_Task to complete_
Copy out the data exactly, leaving the pictures behind.

_Available data_
==========

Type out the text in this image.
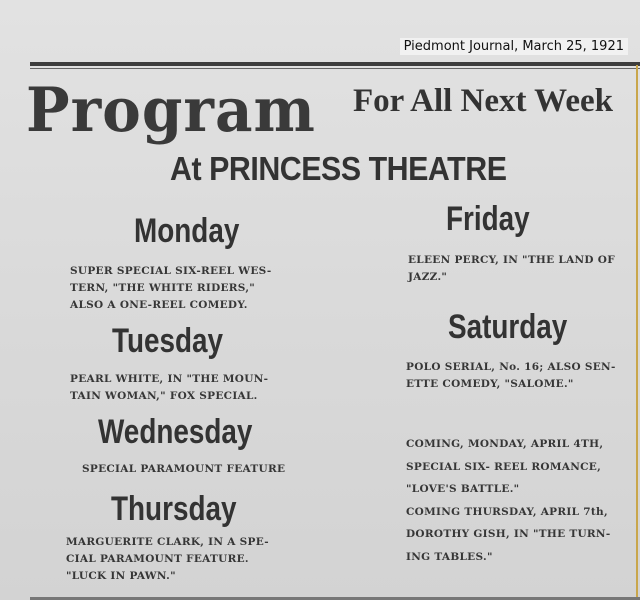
Piedmont Journal, March 25, 1921
Program For All Next Week
At PRINCESS THEATRE
Monday
SUPER SPECIAL SIX-REEL WES-
TERN, "THE WHITE RIDERS,"
ALSO A ONE-REEL COMEDY.
Tuesday
PEARL WHITE, IN "THE MOUN-
TAIN WOMAN," FOX SPECIAL.
Wednesday
SPECIAL PARAMOUNT FEATURE
Thursday
MARGUERITE CLARK, IN A SPE-
CIAL PARAMOUNT FEATURE.
"LUCK IN PAWN."
Friday
ELEEN PERCY, IN "THE LAND OF
JAZZ."
Saturday
POLO SERIAL, No. 16; ALSO SEN-
ETTE COMEDY, "SALOME."
COMING, MONDAY, APRIL 4TH,
SPECIAL SIX- REEL ROMANCE,
"LOVE'S BATTLE."
COMING THURSDAY, APRIL 7th,
DOROTHY GISH, IN "THE TURN-
ING TABLES."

==========

_Solution_
Type out the text in this image.
Piedmont Journal, March 25, 1921
Program For All Next Week
At PRINCESS THEATRE
Monday
SUPER SPECIAL SIX-REEL WES-
TERN, "THE WHITE RIDERS,"
ALSO A ONE-REEL COMEDY.
Tuesday
PEARL WHITE, IN "THE MOUN-
TAIN WOMAN," FOX SPECIAL.
Wednesday
SPECIAL PARAMOUNT FEATURE
Thursday
MARGUERITE CLARK, IN A SPE-
CIAL PARAMOUNT FEATURE.
"LUCK IN PAWN."
Friday
ELEEN PERCY, IN "THE LAND OF
JAZZ."
Saturday
POLO SERIAL, No. 16; ALSO SEN-
ETTE COMEDY, "SALOME."
COMING, MONDAY, APRIL 4TH,
SPECIAL SIX- REEL ROMANCE,
"LOVE'S BATTLE."
COMING THURSDAY, APRIL 7th,
DOROTHY GISH, IN "THE TURN-
ING TABLES."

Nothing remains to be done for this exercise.